--- Begin RECORDS SHOWN ---

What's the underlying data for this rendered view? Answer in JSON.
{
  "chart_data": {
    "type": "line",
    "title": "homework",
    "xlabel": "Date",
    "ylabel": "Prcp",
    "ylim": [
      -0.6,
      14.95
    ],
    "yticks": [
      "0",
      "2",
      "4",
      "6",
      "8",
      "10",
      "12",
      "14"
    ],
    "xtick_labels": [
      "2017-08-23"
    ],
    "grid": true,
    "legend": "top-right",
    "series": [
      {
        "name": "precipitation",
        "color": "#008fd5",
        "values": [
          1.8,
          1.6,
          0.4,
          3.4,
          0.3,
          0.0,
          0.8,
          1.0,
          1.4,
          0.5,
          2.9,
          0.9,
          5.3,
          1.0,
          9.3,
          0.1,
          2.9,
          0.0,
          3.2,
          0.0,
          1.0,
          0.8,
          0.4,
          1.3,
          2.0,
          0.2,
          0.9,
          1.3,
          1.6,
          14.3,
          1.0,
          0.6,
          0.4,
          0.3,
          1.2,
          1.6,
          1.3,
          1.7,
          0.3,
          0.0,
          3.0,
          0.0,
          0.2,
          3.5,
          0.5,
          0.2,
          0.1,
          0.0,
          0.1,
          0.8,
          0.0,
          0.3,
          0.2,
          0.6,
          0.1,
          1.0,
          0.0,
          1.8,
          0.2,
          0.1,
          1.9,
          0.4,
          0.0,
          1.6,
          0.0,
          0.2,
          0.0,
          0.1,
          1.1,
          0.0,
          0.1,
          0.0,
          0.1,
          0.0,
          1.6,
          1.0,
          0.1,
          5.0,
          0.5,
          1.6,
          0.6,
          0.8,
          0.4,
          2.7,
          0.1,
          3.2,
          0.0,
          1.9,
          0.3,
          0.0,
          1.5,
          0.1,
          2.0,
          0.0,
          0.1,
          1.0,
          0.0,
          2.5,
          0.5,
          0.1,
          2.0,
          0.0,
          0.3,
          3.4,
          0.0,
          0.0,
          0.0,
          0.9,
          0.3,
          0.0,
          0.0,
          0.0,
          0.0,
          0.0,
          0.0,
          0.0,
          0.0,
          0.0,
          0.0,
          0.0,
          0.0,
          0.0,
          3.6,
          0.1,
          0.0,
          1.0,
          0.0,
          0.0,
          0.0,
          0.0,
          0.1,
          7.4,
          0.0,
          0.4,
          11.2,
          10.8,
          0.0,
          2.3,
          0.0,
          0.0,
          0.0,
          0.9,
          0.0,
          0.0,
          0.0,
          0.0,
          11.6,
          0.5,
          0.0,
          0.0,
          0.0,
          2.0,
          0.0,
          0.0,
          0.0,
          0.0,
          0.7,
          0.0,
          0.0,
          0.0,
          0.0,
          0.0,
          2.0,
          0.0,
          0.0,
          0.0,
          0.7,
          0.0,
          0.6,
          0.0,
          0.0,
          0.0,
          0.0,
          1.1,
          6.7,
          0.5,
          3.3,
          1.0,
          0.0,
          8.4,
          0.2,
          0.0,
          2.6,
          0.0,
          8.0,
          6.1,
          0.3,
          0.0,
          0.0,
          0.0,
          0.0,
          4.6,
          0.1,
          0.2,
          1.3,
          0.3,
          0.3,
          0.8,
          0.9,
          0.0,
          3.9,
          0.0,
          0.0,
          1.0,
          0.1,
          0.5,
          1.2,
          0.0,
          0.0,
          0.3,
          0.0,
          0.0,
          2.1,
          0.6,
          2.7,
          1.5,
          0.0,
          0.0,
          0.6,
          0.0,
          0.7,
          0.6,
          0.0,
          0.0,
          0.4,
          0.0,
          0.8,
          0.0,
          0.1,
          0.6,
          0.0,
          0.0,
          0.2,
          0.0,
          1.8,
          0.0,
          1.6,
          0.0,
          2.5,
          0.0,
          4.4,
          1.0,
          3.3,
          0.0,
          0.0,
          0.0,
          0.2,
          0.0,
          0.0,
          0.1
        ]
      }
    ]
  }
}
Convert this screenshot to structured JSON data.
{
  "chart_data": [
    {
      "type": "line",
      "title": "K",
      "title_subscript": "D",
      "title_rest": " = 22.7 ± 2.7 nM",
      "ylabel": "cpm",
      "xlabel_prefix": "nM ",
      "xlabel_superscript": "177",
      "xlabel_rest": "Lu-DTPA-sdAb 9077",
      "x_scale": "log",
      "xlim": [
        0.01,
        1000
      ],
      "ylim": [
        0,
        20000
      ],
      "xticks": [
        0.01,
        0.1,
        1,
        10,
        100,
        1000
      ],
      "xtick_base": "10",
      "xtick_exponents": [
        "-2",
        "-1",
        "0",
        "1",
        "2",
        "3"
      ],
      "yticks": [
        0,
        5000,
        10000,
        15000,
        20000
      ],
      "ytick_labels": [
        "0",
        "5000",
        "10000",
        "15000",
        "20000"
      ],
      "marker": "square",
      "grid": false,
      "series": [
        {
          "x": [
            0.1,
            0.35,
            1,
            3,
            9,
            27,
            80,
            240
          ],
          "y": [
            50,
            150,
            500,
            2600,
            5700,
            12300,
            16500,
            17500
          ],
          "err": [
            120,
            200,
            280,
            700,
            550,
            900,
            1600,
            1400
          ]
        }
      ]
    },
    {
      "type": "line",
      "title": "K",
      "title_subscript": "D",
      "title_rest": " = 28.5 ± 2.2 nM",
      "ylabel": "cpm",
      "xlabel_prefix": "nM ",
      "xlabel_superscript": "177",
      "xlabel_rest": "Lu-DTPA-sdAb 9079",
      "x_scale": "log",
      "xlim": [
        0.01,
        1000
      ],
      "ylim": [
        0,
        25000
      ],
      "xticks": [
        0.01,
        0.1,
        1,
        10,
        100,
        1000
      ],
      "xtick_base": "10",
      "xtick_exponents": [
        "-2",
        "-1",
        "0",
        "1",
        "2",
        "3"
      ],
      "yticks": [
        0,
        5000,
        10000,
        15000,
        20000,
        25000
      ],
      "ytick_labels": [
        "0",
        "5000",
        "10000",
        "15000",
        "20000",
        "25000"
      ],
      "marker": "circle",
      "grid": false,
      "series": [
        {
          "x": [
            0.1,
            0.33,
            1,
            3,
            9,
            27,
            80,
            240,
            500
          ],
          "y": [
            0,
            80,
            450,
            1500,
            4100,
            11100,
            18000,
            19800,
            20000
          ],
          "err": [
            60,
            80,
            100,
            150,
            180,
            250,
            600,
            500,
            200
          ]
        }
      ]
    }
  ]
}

--- End RECORDS SHOWN ---

_GIVEN PROBLEM_. All of the entries above need to be reproduced exactly.

_RESPONSE FOR THIS EXERCISE_.
What's the underlying data for this rendered view? Answer in JSON.
{
  "chart_data": {
    "type": "line",
    "title": "homework",
    "xlabel": "Date",
    "ylabel": "Prcp",
    "ylim": [
      -0.6,
      14.95
    ],
    "yticks": [
      "0",
      "2",
      "4",
      "6",
      "8",
      "10",
      "12",
      "14"
    ],
    "xtick_labels": [
      "2017-08-23"
    ],
    "grid": true,
    "legend": "top-right",
    "series": [
      {
        "name": "precipitation",
        "color": "#008fd5",
        "values": [
          1.8,
          1.6,
          0.4,
          3.4,
          0.3,
          0.0,
          0.8,
          1.0,
          1.4,
          0.5,
          2.9,
          0.9,
          5.3,
          1.0,
          9.3,
          0.1,
          2.9,
          0.0,
          3.2,
          0.0,
          1.0,
          0.8,
          0.4,
          1.3,
          2.0,
          0.2,
          0.9,
          1.3,
          1.6,
          14.3,
          1.0,
          0.6,
          0.4,
          0.3,
          1.2,
          1.6,
          1.3,
          1.7,
          0.3,
          0.0,
          3.0,
          0.0,
          0.2,
          3.5,
          0.5,
          0.2,
          0.1,
          0.0,
          0.1,
          0.8,
          0.0,
          0.3,
          0.2,
          0.6,
          0.1,
          1.0,
          0.0,
          1.8,
          0.2,
          0.1,
          1.9,
          0.4,
          0.0,
          1.6,
          0.0,
          0.2,
          0.0,
          0.1,
          1.1,
          0.0,
          0.1,
          0.0,
          0.1,
          0.0,
          1.6,
          1.0,
          0.1,
          5.0,
          0.5,
          1.6,
          0.6,
          0.8,
          0.4,
          2.7,
          0.1,
          3.2,
          0.0,
          1.9,
          0.3,
          0.0,
          1.5,
          0.1,
          2.0,
          0.0,
          0.1,
          1.0,
          0.0,
          2.5,
          0.5,
          0.1,
          2.0,
          0.0,
          0.3,
          3.4,
          0.0,
          0.0,
          0.0,
          0.9,
          0.3,
          0.0,
          0.0,
          0.0,
          0.0,
          0.0,
          0.0,
          0.0,
          0.0,
          0.0,
          0.0,
          0.0,
          0.0,
          0.0,
          3.6,
          0.1,
          0.0,
          1.0,
          0.0,
          0.0,
          0.0,
          0.0,
          0.1,
          7.4,
          0.0,
          0.4,
          11.2,
          10.8,
          0.0,
          2.3,
          0.0,
          0.0,
          0.0,
          0.9,
          0.0,
          0.0,
          0.0,
          0.0,
          11.6,
          0.5,
          0.0,
          0.0,
          0.0,
          2.0,
          0.0,
          0.0,
          0.0,
          0.0,
          0.7,
          0.0,
          0.0,
          0.0,
          0.0,
          0.0,
          2.0,
          0.0,
          0.0,
          0.0,
          0.7,
          0.0,
          0.6,
          0.0,
          0.0,
          0.0,
          0.0,
          1.1,
          6.7,
          0.5,
          3.3,
          1.0,
          0.0,
          8.4,
          0.2,
          0.0,
          2.6,
          0.0,
          8.0,
          6.1,
          0.3,
          0.0,
          0.0,
          0.0,
          0.0,
          4.6,
          0.1,
          0.2,
          1.3,
          0.3,
          0.3,
          0.8,
          0.9,
          0.0,
          3.9,
          0.0,
          0.0,
          1.0,
          0.1,
          0.5,
          1.2,
          0.0,
          0.0,
          0.3,
          0.0,
          0.0,
          2.1,
          0.6,
          2.7,
          1.5,
          0.0,
          0.0,
          0.6,
          0.0,
          0.7,
          0.6,
          0.0,
          0.0,
          0.4,
          0.0,
          0.8,
          0.0,
          0.1,
          0.6,
          0.0,
          0.0,
          0.2,
          0.0,
          1.8,
          0.0,
          1.6,
          0.0,
          2.5,
          0.0,
          4.4,
          1.0,
          3.3,
          0.0,
          0.0,
          0.0,
          0.2,
          0.0,
          0.0,
          0.1
        ]
      }
    ]
  }
}
Convert this screenshot to structured JSON data.
{
  "chart_data": [
    {
      "type": "line",
      "title": "K",
      "title_subscript": "D",
      "title_rest": " = 22.7 ± 2.7 nM",
      "ylabel": "cpm",
      "xlabel_prefix": "nM ",
      "xlabel_superscript": "177",
      "xlabel_rest": "Lu-DTPA-sdAb 9077",
      "x_scale": "log",
      "xlim": [
        0.01,
        1000
      ],
      "ylim": [
        0,
        20000
      ],
      "xticks": [
        0.01,
        0.1,
        1,
        10,
        100,
        1000
      ],
      "xtick_base": "10",
      "xtick_exponents": [
        "-2",
        "-1",
        "0",
        "1",
        "2",
        "3"
      ],
      "yticks": [
        0,
        5000,
        10000,
        15000,
        20000
      ],
      "ytick_labels": [
        "0",
        "5000",
        "10000",
        "15000",
        "20000"
      ],
      "marker": "square",
      "grid": false,
      "series": [
        {
          "x": [
            0.1,
            0.35,
            1,
            3,
            9,
            27,
            80,
            240
          ],
          "y": [
            50,
            150,
            500,
            2600,
            5700,
            12300,
            16500,
            17500
          ],
          "err": [
            120,
            200,
            280,
            700,
            550,
            900,
            1600,
            1400
          ]
        }
      ]
    },
    {
      "type": "line",
      "title": "K",
      "title_subscript": "D",
      "title_rest": " = 28.5 ± 2.2 nM",
      "ylabel": "cpm",
      "xlabel_prefix": "nM ",
      "xlabel_superscript": "177",
      "xlabel_rest": "Lu-DTPA-sdAb 9079",
      "x_scale": "log",
      "xlim": [
        0.01,
        1000
      ],
      "ylim": [
        0,
        25000
      ],
      "xticks": [
        0.01,
        0.1,
        1,
        10,
        100,
        1000
      ],
      "xtick_base": "10",
      "xtick_exponents": [
        "-2",
        "-1",
        "0",
        "1",
        "2",
        "3"
      ],
      "yticks": [
        0,
        5000,
        10000,
        15000,
        20000,
        25000
      ],
      "ytick_labels": [
        "0",
        "5000",
        "10000",
        "15000",
        "20000",
        "25000"
      ],
      "marker": "circle",
      "grid": false,
      "series": [
        {
          "x": [
            0.1,
            0.33,
            1,
            3,
            9,
            27,
            80,
            240,
            500
          ],
          "y": [
            0,
            80,
            450,
            1500,
            4100,
            11100,
            18000,
            19800,
            20000
          ],
          "err": [
            60,
            80,
            100,
            150,
            180,
            250,
            600,
            500,
            200
          ]
        }
      ]
    }
  ]
}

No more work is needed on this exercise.